__TEXT SHOWN__

Search This Blog

Thursday, January 14, 2016

Wodan

   Many people are familiar with the Norse God Odhinn, but less well known is his German counterpart Wodan who is similar but not identical. Wodan (Old High German Woutan) although almost certainly derived from the same root as Odhinn has several distinct characteristics. In today's blog I would like to discuss Wodan as we see him in the German material. 
Duncan Royale German "Odin" statue

  The name Wodan or Wotan comes from Woutan which is from the older Indo-European root wodenaz, meaning "raging, mad, inspired" (American Heritage Dictionary, n.d.). It is from this deity name through the Old English that English speakers get the word "Wednesday" - Woden's day - although this has been lost in German, replaced with Mittwoch (literally "middle week"). And this root is also where the name Odhinn comes from.
   Jakob Grimm, writing at the end of the 19th century, was firmly convinced that Wodan was the primary God of the Germans, comparing him to both Mercury and Jupiter (Grimm, 1888). Although, like Odhinn, Wodan is associated with war and battle he seems to have a more generally benevolent nature being associated with the harvest and produce of the land as well as gifts and blessings. Wodan in this sense is referred to as a harvest God who would be prayed to in the fall for a good crop (Grimm, 1888). He was much more a God of the common man in this view, a deity who would be petitioned and looked to for a family's security not only from physical dangers but also from hunger. He was a deity, in this view, of prosperity and abundance, whose blessing would ensure a household's success. As Grimm explains:
  "If we are to sum up in brief the attributes of this god, he is the all-pervading creative and formative power, who bestows shape and beauty on men and all things, from whom proceeds the gift of song and the management of war and victory, on whom at the same time depends the fertility of the soil, nay wishing, and all highest gifts and blessings" (Grimm, 1888).

__TASK LIST__
**A.** In the blog post about Wodan, what word replaced "Wednesday" in German?
**B.** Copy the records exactly, from the first line of the records through the line containing "year-value-cell: 0 (388, 244, 456, 287)", both included.

Items listed in a dataset
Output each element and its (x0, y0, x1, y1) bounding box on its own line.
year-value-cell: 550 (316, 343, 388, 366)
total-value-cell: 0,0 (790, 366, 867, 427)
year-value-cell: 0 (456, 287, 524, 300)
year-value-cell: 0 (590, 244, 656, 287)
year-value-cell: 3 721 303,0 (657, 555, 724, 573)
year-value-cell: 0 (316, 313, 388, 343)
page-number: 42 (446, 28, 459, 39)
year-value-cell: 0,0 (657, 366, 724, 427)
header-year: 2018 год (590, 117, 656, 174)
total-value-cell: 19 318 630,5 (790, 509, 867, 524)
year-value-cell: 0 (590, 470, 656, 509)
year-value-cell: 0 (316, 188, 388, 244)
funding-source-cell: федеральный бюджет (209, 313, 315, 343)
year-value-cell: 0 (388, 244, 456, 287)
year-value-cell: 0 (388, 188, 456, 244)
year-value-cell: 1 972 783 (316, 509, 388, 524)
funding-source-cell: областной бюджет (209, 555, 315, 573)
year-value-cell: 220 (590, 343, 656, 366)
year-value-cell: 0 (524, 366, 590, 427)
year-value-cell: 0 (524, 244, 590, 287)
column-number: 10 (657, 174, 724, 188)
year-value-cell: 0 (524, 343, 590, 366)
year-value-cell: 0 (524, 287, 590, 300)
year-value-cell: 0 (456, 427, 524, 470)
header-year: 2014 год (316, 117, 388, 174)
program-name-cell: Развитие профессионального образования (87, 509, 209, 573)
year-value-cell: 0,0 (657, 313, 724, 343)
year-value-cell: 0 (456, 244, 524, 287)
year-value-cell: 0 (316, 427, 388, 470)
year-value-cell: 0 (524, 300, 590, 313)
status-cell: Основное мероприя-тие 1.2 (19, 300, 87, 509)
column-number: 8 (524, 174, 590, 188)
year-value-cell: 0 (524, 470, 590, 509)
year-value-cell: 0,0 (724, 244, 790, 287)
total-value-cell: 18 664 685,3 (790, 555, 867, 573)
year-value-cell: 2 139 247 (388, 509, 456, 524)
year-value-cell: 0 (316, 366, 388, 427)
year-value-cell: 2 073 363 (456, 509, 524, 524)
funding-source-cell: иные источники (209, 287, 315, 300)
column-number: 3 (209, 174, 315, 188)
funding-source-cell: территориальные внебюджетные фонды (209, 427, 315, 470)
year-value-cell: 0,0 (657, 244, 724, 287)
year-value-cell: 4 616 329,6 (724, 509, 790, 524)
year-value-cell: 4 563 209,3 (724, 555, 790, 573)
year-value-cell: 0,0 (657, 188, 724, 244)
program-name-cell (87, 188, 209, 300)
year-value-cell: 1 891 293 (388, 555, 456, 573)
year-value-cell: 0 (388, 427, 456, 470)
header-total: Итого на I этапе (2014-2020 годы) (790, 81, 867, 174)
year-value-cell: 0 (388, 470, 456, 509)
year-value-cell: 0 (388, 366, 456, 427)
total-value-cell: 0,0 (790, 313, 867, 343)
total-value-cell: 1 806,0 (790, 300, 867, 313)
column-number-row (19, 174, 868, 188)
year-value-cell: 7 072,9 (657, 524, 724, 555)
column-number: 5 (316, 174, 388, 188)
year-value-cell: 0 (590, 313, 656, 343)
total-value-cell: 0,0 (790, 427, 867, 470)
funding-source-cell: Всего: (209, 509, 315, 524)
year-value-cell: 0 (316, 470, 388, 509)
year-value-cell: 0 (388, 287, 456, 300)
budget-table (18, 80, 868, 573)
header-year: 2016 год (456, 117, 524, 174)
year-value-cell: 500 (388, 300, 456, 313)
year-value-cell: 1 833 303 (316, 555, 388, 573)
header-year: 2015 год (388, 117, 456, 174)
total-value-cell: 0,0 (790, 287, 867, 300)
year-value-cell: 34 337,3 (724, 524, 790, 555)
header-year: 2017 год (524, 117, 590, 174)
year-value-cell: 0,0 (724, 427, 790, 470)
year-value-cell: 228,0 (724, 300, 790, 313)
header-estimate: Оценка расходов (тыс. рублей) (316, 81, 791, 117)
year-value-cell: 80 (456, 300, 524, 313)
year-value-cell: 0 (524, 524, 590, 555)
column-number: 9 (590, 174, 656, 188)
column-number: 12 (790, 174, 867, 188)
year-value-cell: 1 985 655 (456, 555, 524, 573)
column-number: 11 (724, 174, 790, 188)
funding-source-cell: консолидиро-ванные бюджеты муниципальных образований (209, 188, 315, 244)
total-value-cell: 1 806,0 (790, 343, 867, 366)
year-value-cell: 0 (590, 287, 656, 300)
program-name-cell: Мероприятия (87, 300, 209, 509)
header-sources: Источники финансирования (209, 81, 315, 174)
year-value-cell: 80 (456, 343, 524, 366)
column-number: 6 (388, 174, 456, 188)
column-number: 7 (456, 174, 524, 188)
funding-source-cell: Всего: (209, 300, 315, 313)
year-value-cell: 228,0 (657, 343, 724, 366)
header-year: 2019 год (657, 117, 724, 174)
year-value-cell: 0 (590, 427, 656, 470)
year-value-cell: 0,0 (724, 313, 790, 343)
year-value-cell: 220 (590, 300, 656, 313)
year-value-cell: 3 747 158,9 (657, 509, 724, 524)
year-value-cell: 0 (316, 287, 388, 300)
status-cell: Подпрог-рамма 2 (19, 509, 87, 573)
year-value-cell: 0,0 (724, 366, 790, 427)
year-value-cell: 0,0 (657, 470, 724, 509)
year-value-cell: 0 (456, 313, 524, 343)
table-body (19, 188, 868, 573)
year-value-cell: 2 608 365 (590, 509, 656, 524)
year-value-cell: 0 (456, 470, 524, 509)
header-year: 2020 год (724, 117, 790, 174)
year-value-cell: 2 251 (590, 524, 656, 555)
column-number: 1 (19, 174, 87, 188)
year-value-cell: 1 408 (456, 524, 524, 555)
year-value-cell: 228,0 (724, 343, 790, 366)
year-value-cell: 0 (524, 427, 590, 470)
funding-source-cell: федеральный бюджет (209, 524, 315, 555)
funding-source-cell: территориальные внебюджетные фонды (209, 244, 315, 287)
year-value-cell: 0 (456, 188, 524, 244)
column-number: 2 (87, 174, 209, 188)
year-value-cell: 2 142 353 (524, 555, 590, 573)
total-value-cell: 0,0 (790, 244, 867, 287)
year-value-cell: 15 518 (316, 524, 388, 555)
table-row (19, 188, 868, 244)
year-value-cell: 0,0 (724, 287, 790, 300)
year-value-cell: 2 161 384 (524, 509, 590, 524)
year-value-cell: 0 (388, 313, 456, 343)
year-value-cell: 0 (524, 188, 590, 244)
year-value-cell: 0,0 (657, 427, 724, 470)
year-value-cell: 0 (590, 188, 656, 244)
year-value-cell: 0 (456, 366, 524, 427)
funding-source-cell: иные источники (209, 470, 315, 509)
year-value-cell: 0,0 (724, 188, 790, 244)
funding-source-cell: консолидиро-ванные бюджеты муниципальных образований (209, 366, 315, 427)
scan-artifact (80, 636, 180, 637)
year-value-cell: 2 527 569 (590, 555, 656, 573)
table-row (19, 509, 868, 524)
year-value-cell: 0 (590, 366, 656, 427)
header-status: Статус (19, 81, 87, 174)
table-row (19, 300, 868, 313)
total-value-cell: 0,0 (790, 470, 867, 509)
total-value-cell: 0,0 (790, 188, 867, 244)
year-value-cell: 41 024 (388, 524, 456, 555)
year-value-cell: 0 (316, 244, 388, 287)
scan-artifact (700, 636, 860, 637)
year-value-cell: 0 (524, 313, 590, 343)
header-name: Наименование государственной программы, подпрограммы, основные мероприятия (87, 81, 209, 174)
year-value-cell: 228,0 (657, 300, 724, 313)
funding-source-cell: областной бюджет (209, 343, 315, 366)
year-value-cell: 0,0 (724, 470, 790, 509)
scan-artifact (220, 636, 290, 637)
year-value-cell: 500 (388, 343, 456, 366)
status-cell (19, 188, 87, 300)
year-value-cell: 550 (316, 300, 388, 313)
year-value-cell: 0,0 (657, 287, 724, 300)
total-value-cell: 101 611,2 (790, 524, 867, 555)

__ANSWERS FOR THE EXERCISE__
**A.** Mittwoch (literally "middle week")

**B.**
Output each element and its (x0, y0, x1, y1) bounding box on its own line.
year-value-cell: 550 (316, 343, 388, 366)
total-value-cell: 0,0 (790, 366, 867, 427)
year-value-cell: 0 (456, 287, 524, 300)
year-value-cell: 0 (590, 244, 656, 287)
year-value-cell: 3 721 303,0 (657, 555, 724, 573)
year-value-cell: 0 (316, 313, 388, 343)
page-number: 42 (446, 28, 459, 39)
year-value-cell: 0,0 (657, 366, 724, 427)
header-year: 2018 год (590, 117, 656, 174)
total-value-cell: 19 318 630,5 (790, 509, 867, 524)
year-value-cell: 0 (590, 470, 656, 509)
year-value-cell: 0 (316, 188, 388, 244)
funding-source-cell: федеральный бюджет (209, 313, 315, 343)
year-value-cell: 0 (388, 244, 456, 287)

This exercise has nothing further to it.